Given data
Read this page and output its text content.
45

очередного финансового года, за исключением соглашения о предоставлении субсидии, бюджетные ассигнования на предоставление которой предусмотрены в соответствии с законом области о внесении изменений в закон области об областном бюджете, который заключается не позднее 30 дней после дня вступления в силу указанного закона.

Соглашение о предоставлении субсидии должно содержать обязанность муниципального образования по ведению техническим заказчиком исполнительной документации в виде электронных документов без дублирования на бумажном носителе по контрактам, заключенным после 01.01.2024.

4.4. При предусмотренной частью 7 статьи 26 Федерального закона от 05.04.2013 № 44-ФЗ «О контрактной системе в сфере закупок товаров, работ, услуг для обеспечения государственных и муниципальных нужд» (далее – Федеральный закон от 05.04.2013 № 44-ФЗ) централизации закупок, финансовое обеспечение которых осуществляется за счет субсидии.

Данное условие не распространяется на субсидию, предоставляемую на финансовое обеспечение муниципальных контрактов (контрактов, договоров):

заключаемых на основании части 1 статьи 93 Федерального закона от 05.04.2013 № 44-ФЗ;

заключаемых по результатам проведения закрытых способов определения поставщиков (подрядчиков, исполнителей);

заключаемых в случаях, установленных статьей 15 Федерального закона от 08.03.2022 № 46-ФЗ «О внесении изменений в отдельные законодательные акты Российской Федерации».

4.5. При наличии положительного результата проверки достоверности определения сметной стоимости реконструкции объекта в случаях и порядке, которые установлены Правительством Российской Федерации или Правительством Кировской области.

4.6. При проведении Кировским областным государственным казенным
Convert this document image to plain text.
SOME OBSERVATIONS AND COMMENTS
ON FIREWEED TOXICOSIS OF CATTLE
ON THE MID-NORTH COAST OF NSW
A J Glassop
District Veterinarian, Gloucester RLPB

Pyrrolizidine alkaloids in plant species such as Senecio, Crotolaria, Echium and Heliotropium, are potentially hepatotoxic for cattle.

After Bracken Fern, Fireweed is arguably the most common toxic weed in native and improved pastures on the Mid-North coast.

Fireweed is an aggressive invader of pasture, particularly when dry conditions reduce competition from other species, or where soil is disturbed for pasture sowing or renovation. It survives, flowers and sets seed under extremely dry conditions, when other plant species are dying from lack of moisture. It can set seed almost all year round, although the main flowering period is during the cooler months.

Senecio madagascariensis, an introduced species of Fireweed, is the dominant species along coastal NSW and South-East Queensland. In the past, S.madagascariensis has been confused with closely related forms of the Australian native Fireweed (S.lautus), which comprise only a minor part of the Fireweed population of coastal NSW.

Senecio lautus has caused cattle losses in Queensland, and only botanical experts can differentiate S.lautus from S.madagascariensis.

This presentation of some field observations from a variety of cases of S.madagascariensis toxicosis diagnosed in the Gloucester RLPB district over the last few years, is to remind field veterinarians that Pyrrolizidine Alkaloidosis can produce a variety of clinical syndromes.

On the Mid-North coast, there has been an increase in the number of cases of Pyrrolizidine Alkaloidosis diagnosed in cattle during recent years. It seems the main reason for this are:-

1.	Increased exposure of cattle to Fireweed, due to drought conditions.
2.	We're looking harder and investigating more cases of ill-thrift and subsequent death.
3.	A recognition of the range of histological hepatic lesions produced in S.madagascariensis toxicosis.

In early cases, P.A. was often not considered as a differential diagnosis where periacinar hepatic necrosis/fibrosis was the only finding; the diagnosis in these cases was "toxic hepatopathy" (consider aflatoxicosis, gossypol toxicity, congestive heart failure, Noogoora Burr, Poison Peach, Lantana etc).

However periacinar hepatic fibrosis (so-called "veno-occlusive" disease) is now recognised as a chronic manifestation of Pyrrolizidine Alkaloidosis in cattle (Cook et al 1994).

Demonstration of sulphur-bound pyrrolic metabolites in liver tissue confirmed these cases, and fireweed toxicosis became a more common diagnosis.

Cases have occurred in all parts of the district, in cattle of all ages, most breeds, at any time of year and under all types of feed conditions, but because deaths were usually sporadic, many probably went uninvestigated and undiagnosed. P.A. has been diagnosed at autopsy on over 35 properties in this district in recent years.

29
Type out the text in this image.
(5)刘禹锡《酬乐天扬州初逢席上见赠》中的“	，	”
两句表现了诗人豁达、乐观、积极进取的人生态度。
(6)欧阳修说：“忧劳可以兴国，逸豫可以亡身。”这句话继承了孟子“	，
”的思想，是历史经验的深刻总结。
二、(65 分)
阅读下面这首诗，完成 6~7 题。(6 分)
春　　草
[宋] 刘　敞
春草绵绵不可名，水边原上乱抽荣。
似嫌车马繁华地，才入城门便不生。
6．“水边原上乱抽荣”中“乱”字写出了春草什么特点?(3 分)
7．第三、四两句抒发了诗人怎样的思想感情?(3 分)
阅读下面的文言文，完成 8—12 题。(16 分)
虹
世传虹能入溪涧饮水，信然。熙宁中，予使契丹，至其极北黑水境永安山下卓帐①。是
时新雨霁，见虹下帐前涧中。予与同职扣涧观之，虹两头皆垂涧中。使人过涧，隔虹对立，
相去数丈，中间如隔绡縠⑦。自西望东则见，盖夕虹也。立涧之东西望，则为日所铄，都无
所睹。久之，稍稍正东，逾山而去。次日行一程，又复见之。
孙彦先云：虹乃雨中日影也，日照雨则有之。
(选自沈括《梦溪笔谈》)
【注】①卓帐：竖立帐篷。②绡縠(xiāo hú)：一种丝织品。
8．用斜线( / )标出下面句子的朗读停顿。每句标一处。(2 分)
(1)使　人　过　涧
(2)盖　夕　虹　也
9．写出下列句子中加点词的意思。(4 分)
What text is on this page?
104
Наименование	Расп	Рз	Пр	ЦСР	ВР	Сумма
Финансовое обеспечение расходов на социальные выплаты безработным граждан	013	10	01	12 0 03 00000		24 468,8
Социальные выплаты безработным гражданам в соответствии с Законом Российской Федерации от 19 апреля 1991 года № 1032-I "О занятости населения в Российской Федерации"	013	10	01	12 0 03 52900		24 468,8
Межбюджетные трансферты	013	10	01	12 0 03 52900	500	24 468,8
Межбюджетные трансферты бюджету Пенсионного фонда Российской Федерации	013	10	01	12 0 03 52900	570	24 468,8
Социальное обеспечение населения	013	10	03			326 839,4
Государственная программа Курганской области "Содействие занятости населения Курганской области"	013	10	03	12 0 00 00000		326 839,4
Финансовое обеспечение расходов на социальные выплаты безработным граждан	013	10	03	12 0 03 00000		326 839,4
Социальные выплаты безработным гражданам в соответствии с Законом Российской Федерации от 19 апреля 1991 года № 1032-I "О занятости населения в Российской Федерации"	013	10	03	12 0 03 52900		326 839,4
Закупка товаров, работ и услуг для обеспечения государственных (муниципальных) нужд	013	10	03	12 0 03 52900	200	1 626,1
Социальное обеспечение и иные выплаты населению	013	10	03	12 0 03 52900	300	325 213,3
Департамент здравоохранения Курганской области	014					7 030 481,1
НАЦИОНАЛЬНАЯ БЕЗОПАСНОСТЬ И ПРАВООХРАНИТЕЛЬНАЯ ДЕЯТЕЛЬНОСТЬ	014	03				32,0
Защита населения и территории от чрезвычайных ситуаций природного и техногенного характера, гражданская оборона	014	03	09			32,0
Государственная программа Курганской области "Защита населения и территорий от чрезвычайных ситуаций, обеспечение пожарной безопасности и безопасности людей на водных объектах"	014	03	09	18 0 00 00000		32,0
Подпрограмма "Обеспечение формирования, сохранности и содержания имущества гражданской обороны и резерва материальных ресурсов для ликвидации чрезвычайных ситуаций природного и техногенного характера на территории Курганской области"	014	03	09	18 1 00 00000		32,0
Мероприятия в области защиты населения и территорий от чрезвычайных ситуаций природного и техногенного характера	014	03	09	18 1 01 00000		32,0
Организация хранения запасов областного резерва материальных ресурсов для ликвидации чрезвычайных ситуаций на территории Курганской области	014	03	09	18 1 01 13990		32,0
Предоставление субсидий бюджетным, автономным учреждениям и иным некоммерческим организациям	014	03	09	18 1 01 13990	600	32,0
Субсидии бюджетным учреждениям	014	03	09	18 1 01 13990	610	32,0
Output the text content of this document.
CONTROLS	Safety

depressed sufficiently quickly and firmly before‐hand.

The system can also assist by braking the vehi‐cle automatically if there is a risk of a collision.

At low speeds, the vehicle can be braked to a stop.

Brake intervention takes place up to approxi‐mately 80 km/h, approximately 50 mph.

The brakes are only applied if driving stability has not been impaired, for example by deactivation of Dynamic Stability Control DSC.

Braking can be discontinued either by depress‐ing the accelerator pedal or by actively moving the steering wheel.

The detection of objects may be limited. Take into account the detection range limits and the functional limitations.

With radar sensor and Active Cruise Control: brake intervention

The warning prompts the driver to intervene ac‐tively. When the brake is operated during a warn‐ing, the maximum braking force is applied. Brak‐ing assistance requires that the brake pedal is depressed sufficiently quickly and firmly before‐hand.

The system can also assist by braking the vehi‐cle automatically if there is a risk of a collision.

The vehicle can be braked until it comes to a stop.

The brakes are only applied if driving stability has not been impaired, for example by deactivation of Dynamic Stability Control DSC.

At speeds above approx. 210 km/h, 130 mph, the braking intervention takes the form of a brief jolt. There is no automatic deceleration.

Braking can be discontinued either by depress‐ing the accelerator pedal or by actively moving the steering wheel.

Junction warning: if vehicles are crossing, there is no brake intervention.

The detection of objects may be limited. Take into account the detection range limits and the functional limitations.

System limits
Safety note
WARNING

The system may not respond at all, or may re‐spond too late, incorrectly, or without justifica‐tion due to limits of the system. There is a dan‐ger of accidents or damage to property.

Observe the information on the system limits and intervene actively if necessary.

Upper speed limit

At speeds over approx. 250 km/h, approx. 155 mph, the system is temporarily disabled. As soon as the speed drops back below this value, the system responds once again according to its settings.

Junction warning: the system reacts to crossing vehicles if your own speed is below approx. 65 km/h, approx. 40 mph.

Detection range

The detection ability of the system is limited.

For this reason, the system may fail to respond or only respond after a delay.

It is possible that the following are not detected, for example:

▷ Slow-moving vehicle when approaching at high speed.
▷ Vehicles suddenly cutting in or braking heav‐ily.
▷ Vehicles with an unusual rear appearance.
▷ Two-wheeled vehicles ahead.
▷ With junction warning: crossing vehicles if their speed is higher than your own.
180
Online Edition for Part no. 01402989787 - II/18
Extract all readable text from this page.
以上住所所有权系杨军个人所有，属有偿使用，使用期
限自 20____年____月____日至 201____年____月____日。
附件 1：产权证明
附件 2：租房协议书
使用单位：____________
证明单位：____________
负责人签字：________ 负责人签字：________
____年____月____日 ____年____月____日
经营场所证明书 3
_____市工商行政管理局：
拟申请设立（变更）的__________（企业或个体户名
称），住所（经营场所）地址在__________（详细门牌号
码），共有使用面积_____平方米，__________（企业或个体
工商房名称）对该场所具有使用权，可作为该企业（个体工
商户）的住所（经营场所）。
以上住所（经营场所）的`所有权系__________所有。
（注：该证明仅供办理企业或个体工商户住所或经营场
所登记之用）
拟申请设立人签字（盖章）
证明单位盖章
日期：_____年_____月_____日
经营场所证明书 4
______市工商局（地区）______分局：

What the exercise asks
Only a number is wanted here: how many lines in the data above include the string "Alkaloidosis"?

Written response
3